### THE PROBLEM:
For each line in the data below that holds "name", return a copy.
........
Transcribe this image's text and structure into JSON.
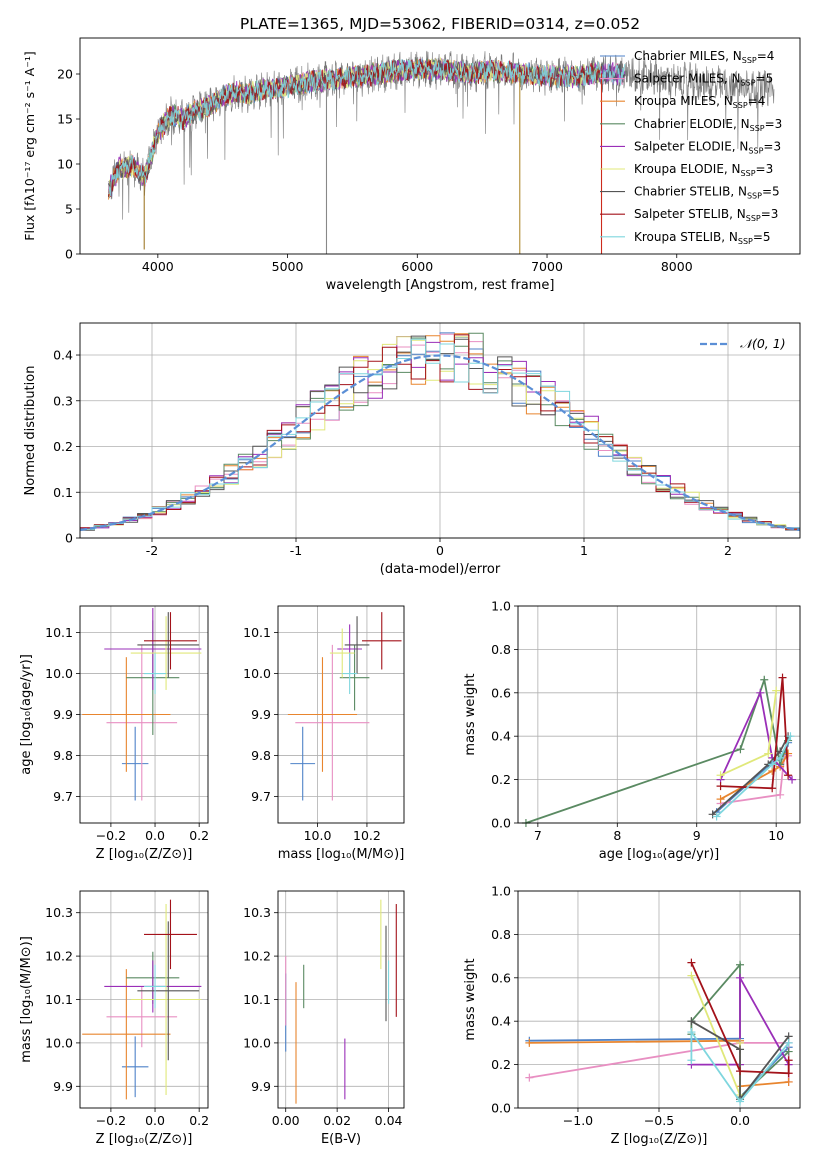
{
  "figure": {
    "title": "PLATE=1365, MJD=53062, FIBERID=0314, z=0.052"
  },
  "models": [
    {
      "name": "Chabrier MILES",
      "nssp": "4",
      "color": "#4e82c8"
    },
    {
      "name": "Salpeter MILES",
      "nssp": "5",
      "color": "#e88fc2"
    },
    {
      "name": "Kroupa MILES",
      "nssp": "4",
      "color": "#e8852e"
    },
    {
      "name": "Chabrier ELODIE",
      "nssp": "3",
      "color": "#5a8a62"
    },
    {
      "name": "Salpeter ELODIE",
      "nssp": "3",
      "color": "#9a2fb8"
    },
    {
      "name": "Kroupa ELODIE",
      "nssp": "3",
      "color": "#e0e87a"
    },
    {
      "name": "Chabrier STELIB",
      "nssp": "5",
      "color": "#555555"
    },
    {
      "name": "Salpeter STELIB",
      "nssp": "3",
      "color": "#a3121a"
    },
    {
      "name": "Kroupa STELIB",
      "nssp": "5",
      "color": "#7fd6de"
    }
  ],
  "chart_data": [
    {
      "id": "spectrum",
      "type": "line",
      "xlabel": "wavelength [Angstrom, rest frame]",
      "ylabel": "Flux [fλ10⁻¹⁷ erg cm⁻² s⁻¹ A⁻¹]",
      "xlim": [
        3400,
        8950
      ],
      "ylim": [
        0,
        24
      ],
      "xticks": [
        4000,
        5000,
        6000,
        7000,
        8000
      ],
      "yticks": [
        0,
        5,
        10,
        15,
        20
      ],
      "continuum_x": [
        3620,
        3700,
        3800,
        3900,
        4000,
        4100,
        4200,
        4300,
        4400,
        4500,
        4600,
        4700,
        4800,
        4900,
        5000,
        5200,
        5400,
        5600,
        5800,
        6000,
        6200,
        6400,
        6600,
        6800,
        7000,
        7200,
        7400,
        7600,
        7800,
        8000,
        8200,
        8400,
        8600,
        8750
      ],
      "continuum_y": [
        7.0,
        9.5,
        9.8,
        8.5,
        13.5,
        15.5,
        15.0,
        16.0,
        16.5,
        17.5,
        18.0,
        17.8,
        18.2,
        18.4,
        18.6,
        19.2,
        19.5,
        19.8,
        20.3,
        20.6,
        20.5,
        20.1,
        20.4,
        20.0,
        19.8,
        19.7,
        20.1,
        20.0,
        19.6,
        19.1,
        19.0,
        18.6,
        18.3,
        18.5
      ],
      "dropouts": [
        {
          "x": 3895,
          "y": 0.5
        },
        {
          "x": 5300,
          "y": 0
        },
        {
          "x": 6790,
          "y": 0
        },
        {
          "x": 7420,
          "y": 0
        }
      ],
      "legend": "upper right"
    },
    {
      "id": "residuals",
      "type": "bar",
      "xlabel": "(data-model)/error",
      "ylabel": "Normed distribution",
      "xlim": [
        -2.5,
        2.5
      ],
      "ylim": [
        0,
        0.47
      ],
      "xticks": [
        -2,
        -1,
        0,
        1,
        2
      ],
      "yticks": [
        0.0,
        0.1,
        0.2,
        0.3,
        0.4
      ],
      "bin_width": 0.1,
      "gaussian_label": "𝒩(0, 1)",
      "gaussian_color": "#5b8fd6",
      "legend": "upper right"
    },
    {
      "id": "age-vs-Z",
      "type": "scatter",
      "xlabel": "Z [log₁₀(Z/Z⊙)]",
      "ylabel": "age  [log₁₀(age/yr)]",
      "xlim": [
        -0.34,
        0.24
      ],
      "ylim": [
        9.635,
        10.165
      ],
      "xticks": [
        -0.2,
        0.0,
        0.2
      ],
      "xtick_labels": [
        "−0.2",
        "0.0",
        "0.2"
      ],
      "yticks": [
        9.7,
        9.8,
        9.9,
        10.0,
        10.1
      ],
      "ytick_labels": [
        "9.7",
        "9.8",
        "9.9",
        "10.0",
        "10.1"
      ],
      "points": [
        {
          "x": -0.09,
          "y": 9.78,
          "xerr": 0.06,
          "yerr": 0.09
        },
        {
          "x": -0.06,
          "y": 9.88,
          "xerr": 0.16,
          "yerr": 0.19
        },
        {
          "x": -0.13,
          "y": 9.9,
          "xerr": 0.2,
          "yerr": 0.14
        },
        {
          "x": -0.01,
          "y": 9.99,
          "xerr": 0.12,
          "yerr": 0.14
        },
        {
          "x": -0.01,
          "y": 10.06,
          "xerr": 0.22,
          "yerr": 0.1
        },
        {
          "x": 0.05,
          "y": 10.05,
          "xerr": 0.16,
          "yerr": 0.09
        },
        {
          "x": 0.06,
          "y": 10.07,
          "xerr": 0.14,
          "yerr": 0.08
        },
        {
          "x": 0.07,
          "y": 10.08,
          "xerr": 0.12,
          "yerr": 0.07
        },
        {
          "x": 0.0,
          "y": 10.0,
          "xerr": 0.05,
          "yerr": 0.05
        }
      ]
    },
    {
      "id": "age-vs-mass",
      "type": "scatter",
      "xlabel": "mass [log₁₀(M/M⊙)]",
      "ylabel": "",
      "xlim": [
        9.84,
        10.35
      ],
      "ylim": [
        9.635,
        10.165
      ],
      "xticks": [
        10.0,
        10.2
      ],
      "xtick_labels": [
        "10.0",
        "10.2"
      ],
      "yticks": [
        9.7,
        9.8,
        9.9,
        10.0,
        10.1
      ],
      "ytick_labels": [
        "9.7",
        "9.8",
        "9.9",
        "10.0",
        "10.1"
      ],
      "points": [
        {
          "x": 9.94,
          "y": 9.78,
          "xerr": 0.05,
          "yerr": 0.09
        },
        {
          "x": 10.06,
          "y": 9.88,
          "xerr": 0.15,
          "yerr": 0.19
        },
        {
          "x": 10.02,
          "y": 9.9,
          "xerr": 0.14,
          "yerr": 0.14
        },
        {
          "x": 10.15,
          "y": 9.99,
          "xerr": 0.06,
          "yerr": 0.08
        },
        {
          "x": 10.13,
          "y": 10.06,
          "xerr": 0.05,
          "yerr": 0.06
        },
        {
          "x": 10.1,
          "y": 10.05,
          "xerr": 0.05,
          "yerr": 0.06
        },
        {
          "x": 10.16,
          "y": 10.07,
          "xerr": 0.05,
          "yerr": 0.07
        },
        {
          "x": 10.26,
          "y": 10.08,
          "xerr": 0.08,
          "yerr": 0.07
        },
        {
          "x": 10.13,
          "y": 10.0,
          "xerr": 0.03,
          "yerr": 0.05
        }
      ]
    },
    {
      "id": "mass-weight-vs-age",
      "type": "line",
      "xlabel": "age  [log₁₀(age/yr)]",
      "ylabel": "mass weight",
      "xlim": [
        6.75,
        10.3
      ],
      "ylim": [
        0,
        1
      ],
      "xticks": [
        7,
        8,
        9,
        10
      ],
      "xtick_labels": [
        "7",
        "8",
        "9",
        "10"
      ],
      "yticks": [
        0.0,
        0.2,
        0.4,
        0.6,
        0.8,
        1.0
      ],
      "ytick_labels": [
        "0.0",
        "0.2",
        "0.4",
        "0.6",
        "0.8",
        "1.0"
      ],
      "series": [
        {
          "x": [
            9.25,
            9.95,
            10.1,
            10.15
          ],
          "y": [
            0.05,
            0.28,
            0.3,
            0.37
          ]
        },
        {
          "x": [
            9.3,
            10.05,
            10.1,
            10.15
          ],
          "y": [
            0.09,
            0.13,
            0.3,
            0.31
          ]
        },
        {
          "x": [
            9.3,
            9.95,
            10.05,
            10.15
          ],
          "y": [
            0.11,
            0.24,
            0.26,
            0.32
          ]
        },
        {
          "x": [
            6.85,
            9.55,
            9.85,
            10.05,
            10.15
          ],
          "y": [
            0.0,
            0.34,
            0.66,
            0.27,
            0.38
          ]
        },
        {
          "x": [
            9.3,
            9.8,
            9.95,
            10.2
          ],
          "y": [
            0.2,
            0.6,
            0.3,
            0.2
          ]
        },
        {
          "x": [
            9.3,
            9.9,
            10.0
          ],
          "y": [
            0.22,
            0.32,
            0.61
          ]
        },
        {
          "x": [
            9.2,
            9.9,
            10.05,
            10.15
          ],
          "y": [
            0.04,
            0.27,
            0.33,
            0.4
          ]
        },
        {
          "x": [
            9.3,
            9.95,
            10.08,
            10.15
          ],
          "y": [
            0.17,
            0.16,
            0.67,
            0.22
          ]
        },
        {
          "x": [
            9.25,
            9.95,
            10.05,
            10.18
          ],
          "y": [
            0.03,
            0.27,
            0.3,
            0.4
          ]
        }
      ]
    },
    {
      "id": "mass-vs-Z",
      "type": "scatter",
      "xlabel": "Z [log₁₀(Z/Z⊙)]",
      "ylabel": "mass [log₁₀(M/M⊙)]",
      "xlim": [
        -0.34,
        0.24
      ],
      "ylim": [
        9.85,
        10.35
      ],
      "xticks": [
        -0.2,
        0.0,
        0.2
      ],
      "xtick_labels": [
        "−0.2",
        "0.0",
        "0.2"
      ],
      "yticks": [
        9.9,
        10.0,
        10.1,
        10.2,
        10.3
      ],
      "ytick_labels": [
        "9.9",
        "10.0",
        "10.1",
        "10.2",
        "10.3"
      ],
      "points": [
        {
          "x": -0.09,
          "y": 9.945,
          "xerr": 0.06,
          "yerr": 0.07
        },
        {
          "x": -0.06,
          "y": 10.06,
          "xerr": 0.16,
          "yerr": 0.07
        },
        {
          "x": -0.13,
          "y": 10.02,
          "xerr": 0.2,
          "yerr": 0.15
        },
        {
          "x": -0.01,
          "y": 10.15,
          "xerr": 0.12,
          "yerr": 0.06
        },
        {
          "x": -0.01,
          "y": 10.13,
          "xerr": 0.22,
          "yerr": 0.06
        },
        {
          "x": 0.05,
          "y": 10.1,
          "xerr": 0.16,
          "yerr": 0.22
        },
        {
          "x": 0.06,
          "y": 10.12,
          "xerr": 0.14,
          "yerr": 0.16
        },
        {
          "x": 0.07,
          "y": 10.25,
          "xerr": 0.12,
          "yerr": 0.08
        },
        {
          "x": 0.0,
          "y": 10.13,
          "xerr": 0.05,
          "yerr": 0.05
        }
      ]
    },
    {
      "id": "mass-vs-EBV",
      "type": "scatter",
      "xlabel": "E(B-V)",
      "ylabel": "",
      "xlim": [
        -0.003,
        0.046
      ],
      "ylim": [
        9.85,
        10.35
      ],
      "xticks": [
        0.0,
        0.02,
        0.04
      ],
      "xtick_labels": [
        "0.00",
        "0.02",
        "0.04"
      ],
      "yticks": [
        9.9,
        10.0,
        10.1,
        10.2,
        10.3
      ],
      "ytick_labels": [
        "9.9",
        "10.0",
        "10.1",
        "10.2",
        "10.3"
      ],
      "points": [
        {
          "x": 0.0,
          "y": 10.07,
          "xerr": 0,
          "yerr": 0.09
        },
        {
          "x": 0.0,
          "y": 10.12,
          "xerr": 0,
          "yerr": 0.08
        },
        {
          "x": 0.004,
          "y": 10.0,
          "xerr": 0,
          "yerr": 0.14
        },
        {
          "x": 0.007,
          "y": 10.13,
          "xerr": 0,
          "yerr": 0.05
        },
        {
          "x": 0.023,
          "y": 9.94,
          "xerr": 0,
          "yerr": 0.07
        },
        {
          "x": 0.037,
          "y": 10.25,
          "xerr": 0,
          "yerr": 0.08
        },
        {
          "x": 0.039,
          "y": 10.16,
          "xerr": 0,
          "yerr": 0.11
        },
        {
          "x": 0.043,
          "y": 10.19,
          "xerr": 0,
          "yerr": 0.13
        },
        {
          "x": 0.04,
          "y": 10.14,
          "xerr": 0,
          "yerr": 0.05
        }
      ]
    },
    {
      "id": "mass-weight-vs-Z",
      "type": "line",
      "xlabel": "Z [log₁₀(Z/Z⊙)]",
      "ylabel": "mass weight",
      "xlim": [
        -1.37,
        0.37
      ],
      "ylim": [
        0,
        1
      ],
      "xticks": [
        -1.0,
        -0.5,
        0.0
      ],
      "xtick_labels": [
        "−1.0",
        "−0.5",
        "0.0"
      ],
      "yticks": [
        0.0,
        0.2,
        0.4,
        0.6,
        0.8,
        1.0
      ],
      "ytick_labels": [
        "0.0",
        "0.2",
        "0.4",
        "0.6",
        "0.8",
        "1.0"
      ],
      "series": [
        {
          "x": [
            -1.3,
            0.0,
            0.0,
            0.3
          ],
          "y": [
            0.31,
            0.32,
            0.05,
            0.28
          ]
        },
        {
          "x": [
            -1.3,
            0.0,
            0.3,
            0.3
          ],
          "y": [
            0.14,
            0.3,
            0.3,
            0.12
          ]
        },
        {
          "x": [
            -1.3,
            0.0,
            0.0,
            0.3
          ],
          "y": [
            0.3,
            0.31,
            0.1,
            0.12
          ]
        },
        {
          "x": [
            -0.3,
            -0.3,
            0.0,
            0.0,
            0.3
          ],
          "y": [
            0.34,
            0.4,
            0.66,
            0.05,
            0.26
          ]
        },
        {
          "x": [
            -0.3,
            0.0,
            0.0,
            0.3
          ],
          "y": [
            0.2,
            0.2,
            0.6,
            0.2
          ]
        },
        {
          "x": [
            -0.3,
            0.0,
            0.0
          ],
          "y": [
            0.61,
            0.06,
            0.3
          ]
        },
        {
          "x": [
            -0.3,
            0.0,
            0.0,
            0.3
          ],
          "y": [
            0.4,
            0.27,
            0.04,
            0.33
          ]
        },
        {
          "x": [
            -0.3,
            0.0,
            0.3,
            0.3
          ],
          "y": [
            0.67,
            0.17,
            0.16,
            0.22
          ]
        },
        {
          "x": [
            -0.3,
            -0.3,
            0.0,
            0.3
          ],
          "y": [
            0.22,
            0.35,
            0.03,
            0.3
          ]
        }
      ]
    }
  ]
}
........
### COMPLETE ANSWER:
      "name": "Chabrier MILES",
      "name": "Salpeter MILES",
      "name": "Kroupa MILES",
      "name": "Chabrier ELODIE",
      "name": "Salpeter ELODIE",
      "name": "Kroupa ELODIE",
      "name": "Chabrier STELIB",
      "name": "Salpeter STELIB",
      "name": "Kroupa STELIB",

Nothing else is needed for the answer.